## PROMPT
The records below must be written out exactly, with every picture left behind.
-- Start of RAW RECORDS --
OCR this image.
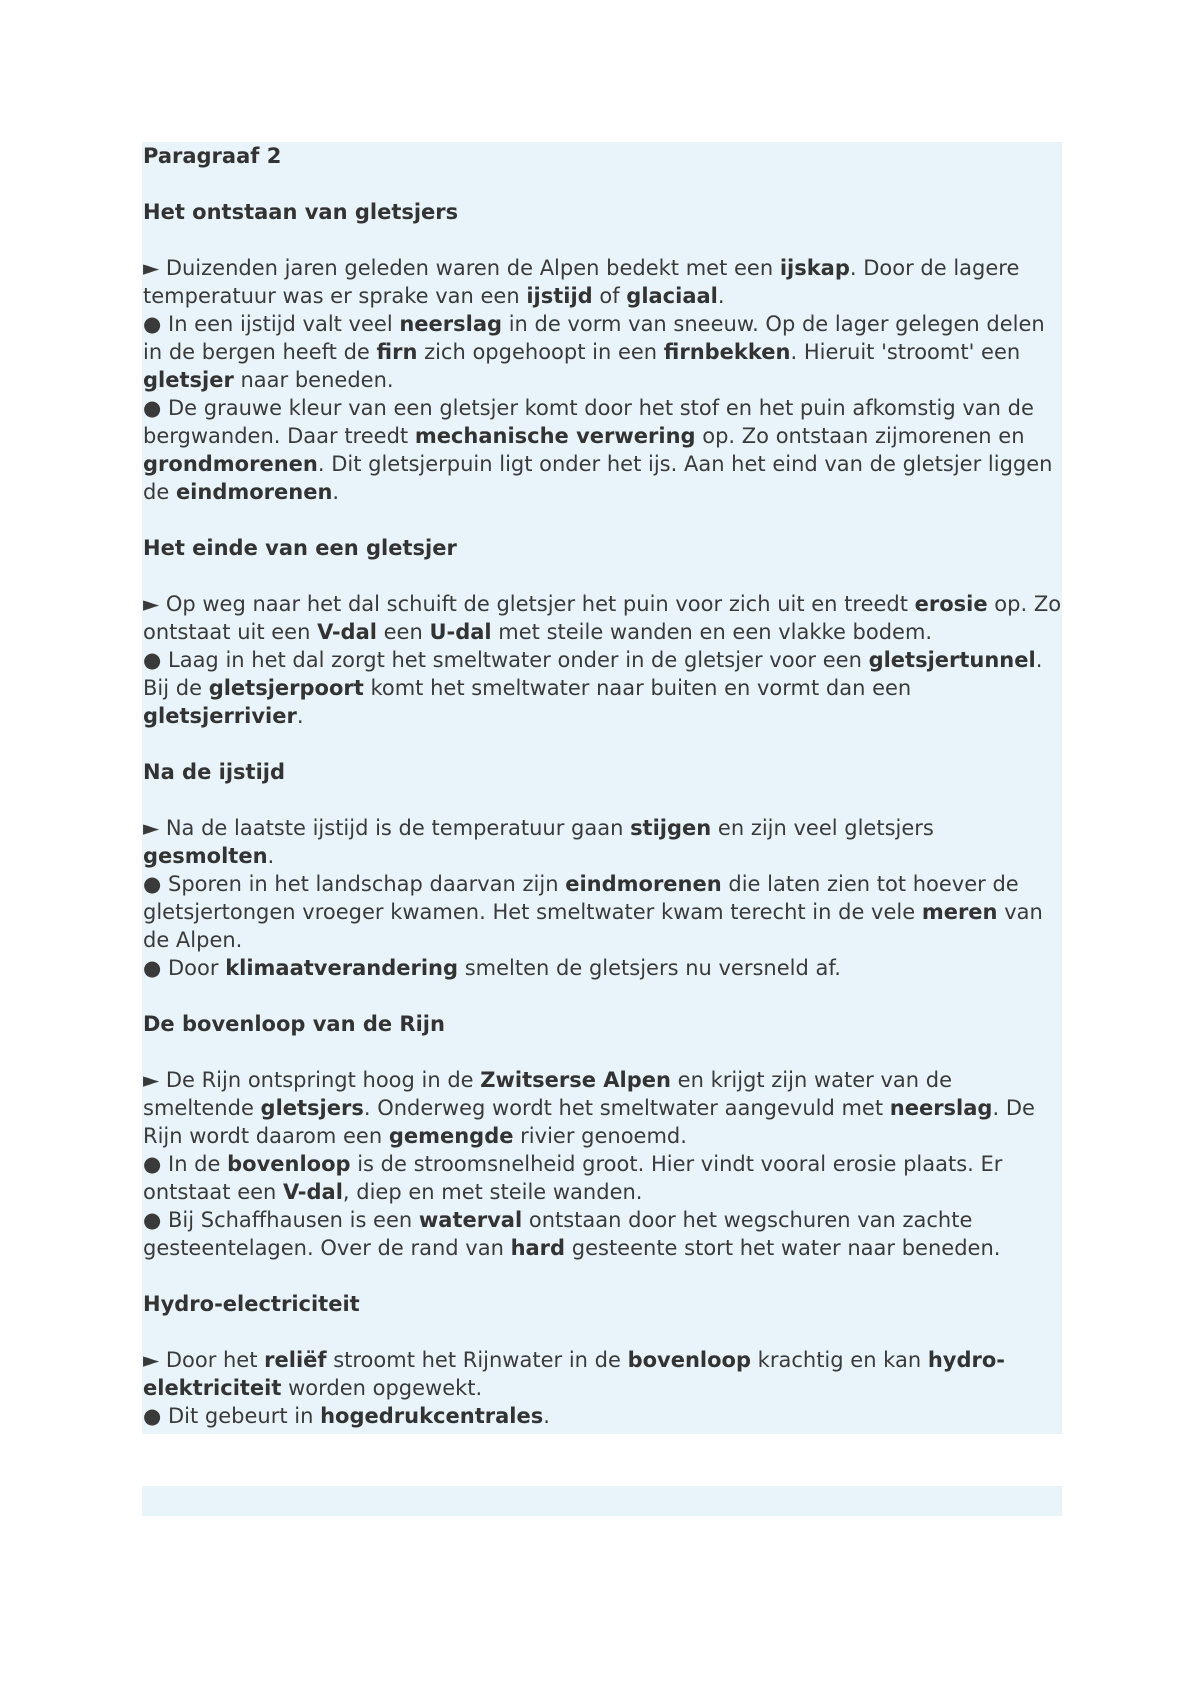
Paragraaf 2

Het ontstaan van gletsjers

► Duizenden jaren geleden waren de Alpen bedekt met een ijskap. Door de lagere temperatuur was er sprake van een ijstijd of glaciaal.

● In een ijstijd valt veel neerslag in de vorm van sneeuw. Op de lager gelegen delen in de bergen heeft de firn zich opgehoopt in een firnbekken. Hieruit 'stroomt' een gletsjer naar beneden.

● De grauwe kleur van een gletsjer komt door het stof en het puin afkomstig van de bergwanden. Daar treedt mechanische verwering op. Zo ontstaan zijmorenen en grondmorenen. Dit gletsjerpuin ligt onder het ijs. Aan het eind van de gletsjer liggen de eindmorenen.

Het einde van een gletsjer

► Op weg naar het dal schuift de gletsjer het puin voor zich uit en treedt erosie op. Zo ontstaat uit een V-dal een U-dal met steile wanden en een vlakke bodem.

● Laag in het dal zorgt het smeltwater onder in de gletsjer voor een gletsjertunnel. Bij de gletsjerpoort komt het smeltwater naar buiten en vormt dan een gletsjerrivier.

Na de ijstijd

► Na de laatste ijstijd is de temperatuur gaan stijgen en zijn veel gletsjers gesmolten.

● Sporen in het landschap daarvan zijn eindmorenen die laten zien tot hoever de gletsjertongen vroeger kwamen. Het smeltwater kwam terecht in de vele meren van de Alpen.

● Door klimaatverandering smelten de gletsjers nu versneld af.

De bovenloop van de Rijn

► De Rijn ontspringt hoog in de Zwitserse Alpen en krijgt zijn water van de smeltende gletsjers. Onderweg wordt het smeltwater aangevuld met neerslag. De Rijn wordt daarom een gemengde rivier genoemd.

● In de bovenloop is de stroomsnelheid groot. Hier vindt vooral erosie plaats. Er ontstaat een V-dal, diep en met steile wanden.

● Bij Schaffhausen is een waterval ontstaan door het wegschuren van zachte gesteentelagen. Over de rand van hard gesteente stort het water naar beneden.

Hydro-electriciteit

► Door het reliëf stroomt het Rijnwater in de bovenloop krachtig en kan hydro-elektriciteit worden opgewekt.

● Dit gebeurt in hogedrukcentrales.
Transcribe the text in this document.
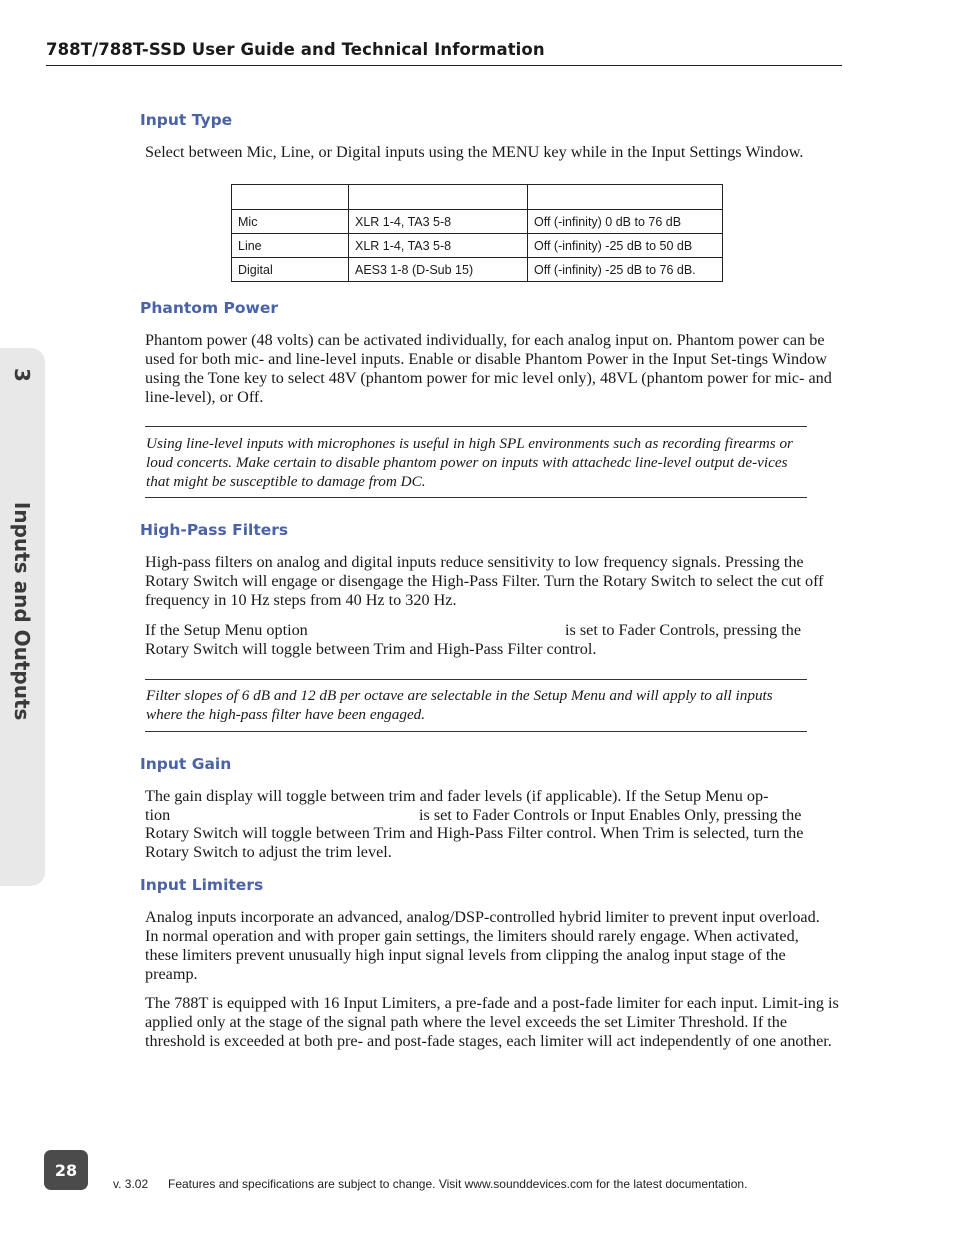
788T/788T-SSD User Guide and Technical Information
3Inputs and Outputs
Input Type
Select between Mic, Line, or Digital inputs using the MENU key while in the Input Settings Window.

Mic	XLR 1-4, TA3 5-8	Off (-infinity) 0 dB to 76 dB
Line	XLR 1-4, TA3 5-8	Off (-infinity) -25 dB to 50 dB
Digital	AES3 1-8 (D-Sub 15)	Off (-infinity) -25 dB to 76 dB.
Phantom Power
Phantom power (48 volts) can be activated individually, for each analog input on. Phantom power can be used for both mic- and line-level inputs. Enable or disable Phantom Power in the Input Set-tings Window using the Tone key to select 48V (phantom power for mic level only), 48VL (phantom power for mic- and line-level), or Off.
Using line-level inputs with microphones is useful in high SPL environments such as recording firearms or loud concerts. Make certain to disable phantom power on inputs with attachedc line-level output de-vices that might be susceptible to damage from DC.
High-Pass Filters
High-pass filters on analog and digital inputs reduce sensitivity to low frequency signals. Pressing the Rotary Switch will engage or disengage the High-Pass Filter. Turn the Rotary Switch to select the cut off frequency in 10 Hz steps from 40 Hz to 320 Hz.
If the Setup Menu option	is set to Fader Controls, pressing the
Rotary Switch will toggle between Trim and High-Pass Filter control.
Filter slopes of 6 dB and 12 dB per octave are selectable in the Setup Menu and will apply to all inputs where the high-pass filter have been engaged.
Input Gain
The gain display will toggle between trim and fader levels (if applicable). If the Setup Menu op-
tion	is set to Fader Controls or Input Enables Only, pressing the
Rotary Switch will toggle between Trim and High-Pass Filter control. When Trim is selected, turn the Rotary Switch to adjust the trim level.
Input Limiters
Analog inputs incorporate an advanced, analog/DSP-controlled hybrid limiter to prevent input overload. In normal operation and with proper gain settings, the limiters should rarely engage. When activated, these limiters prevent unusually high input signal levels from clipping the analog input stage of the preamp.
The 788T is equipped with 16 Input Limiters, a pre-fade and a post-fade limiter for each input. Limit-ing is applied only at the stage of the signal path where the level exceeds the set Limiter Threshold. If the threshold is exceeded at both pre- and post-fade stages, each limiter will act independently of one another.
28
v. 3.02 Features and specifications are subject to change. Visit www.sounddevices.com for the latest documentation.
-- End of RAW RECORDS --
## REPLY TO THE EXERCISE
OCR this image.
Paragraaf 2

Het ontstaan van gletsjers

► Duizenden jaren geleden waren de Alpen bedekt met een ijskap. Door de lagere temperatuur was er sprake van een ijstijd of glaciaal.

● In een ijstijd valt veel neerslag in de vorm van sneeuw. Op de lager gelegen delen in de bergen heeft de firn zich opgehoopt in een firnbekken. Hieruit 'stroomt' een gletsjer naar beneden.

● De grauwe kleur van een gletsjer komt door het stof en het puin afkomstig van de bergwanden. Daar treedt mechanische verwering op. Zo ontstaan zijmorenen en grondmorenen. Dit gletsjerpuin ligt onder het ijs. Aan het eind van de gletsjer liggen de eindmorenen.

Het einde van een gletsjer

► Op weg naar het dal schuift de gletsjer het puin voor zich uit en treedt erosie op. Zo ontstaat uit een V-dal een U-dal met steile wanden en een vlakke bodem.

● Laag in het dal zorgt het smeltwater onder in de gletsjer voor een gletsjertunnel. Bij de gletsjerpoort komt het smeltwater naar buiten en vormt dan een gletsjerrivier.

Na de ijstijd

► Na de laatste ijstijd is de temperatuur gaan stijgen en zijn veel gletsjers gesmolten.

● Sporen in het landschap daarvan zijn eindmorenen die laten zien tot hoever de gletsjertongen vroeger kwamen. Het smeltwater kwam terecht in de vele meren van de Alpen.

● Door klimaatverandering smelten de gletsjers nu versneld af.

De bovenloop van de Rijn

► De Rijn ontspringt hoog in de Zwitserse Alpen en krijgt zijn water van de smeltende gletsjers. Onderweg wordt het smeltwater aangevuld met neerslag. De Rijn wordt daarom een gemengde rivier genoemd.

● In de bovenloop is de stroomsnelheid groot. Hier vindt vooral erosie plaats. Er ontstaat een V-dal, diep en met steile wanden.

● Bij Schaffhausen is een waterval ontstaan door het wegschuren van zachte gesteentelagen. Over de rand van hard gesteente stort het water naar beneden.

Hydro-electriciteit

► Door het reliëf stroomt het Rijnwater in de bovenloop krachtig en kan hydro-elektriciteit worden opgewekt.

● Dit gebeurt in hogedrukcentrales.
Transcribe the text in this document.
788T/788T-SSD User Guide and Technical Information
3Inputs and Outputs
Input Type
Select between Mic, Line, or Digital inputs using the MENU key while in the Input Settings Window.

Mic	XLR 1-4, TA3 5-8	Off (-infinity) 0 dB to 76 dB
Line	XLR 1-4, TA3 5-8	Off (-infinity) -25 dB to 50 dB
Digital	AES3 1-8 (D-Sub 15)	Off (-infinity) -25 dB to 76 dB.
Phantom Power
Phantom power (48 volts) can be activated individually, for each analog input on. Phantom power can be used for both mic- and line-level inputs. Enable or disable Phantom Power in the Input Set-tings Window using the Tone key to select 48V (phantom power for mic level only), 48VL (phantom power for mic- and line-level), or Off.
Using line-level inputs with microphones is useful in high SPL environments such as recording firearms or loud concerts. Make certain to disable phantom power on inputs with attachedc line-level output de-vices that might be susceptible to damage from DC.
High-Pass Filters
High-pass filters on analog and digital inputs reduce sensitivity to low frequency signals. Pressing the Rotary Switch will engage or disengage the High-Pass Filter. Turn the Rotary Switch to select the cut off frequency in 10 Hz steps from 40 Hz to 320 Hz.
If the Setup Menu option	is set to Fader Controls, pressing the
Rotary Switch will toggle between Trim and High-Pass Filter control.
Filter slopes of 6 dB and 12 dB per octave are selectable in the Setup Menu and will apply to all inputs where the high-pass filter have been engaged.
Input Gain
The gain display will toggle between trim and fader levels (if applicable). If the Setup Menu op-
tion	is set to Fader Controls or Input Enables Only, pressing the
Rotary Switch will toggle between Trim and High-Pass Filter control. When Trim is selected, turn the Rotary Switch to adjust the trim level.
Input Limiters
Analog inputs incorporate an advanced, analog/DSP-controlled hybrid limiter to prevent input overload. In normal operation and with proper gain settings, the limiters should rarely engage. When activated, these limiters prevent unusually high input signal levels from clipping the analog input stage of the preamp.
The 788T is equipped with 16 Input Limiters, a pre-fade and a post-fade limiter for each input. Limit-ing is applied only at the stage of the signal path where the level exceeds the set Limiter Threshold. If the threshold is exceeded at both pre- and post-fade stages, each limiter will act independently of one another.
28
v. 3.02 Features and specifications are subject to change. Visit www.sounddevices.com for the latest documentation.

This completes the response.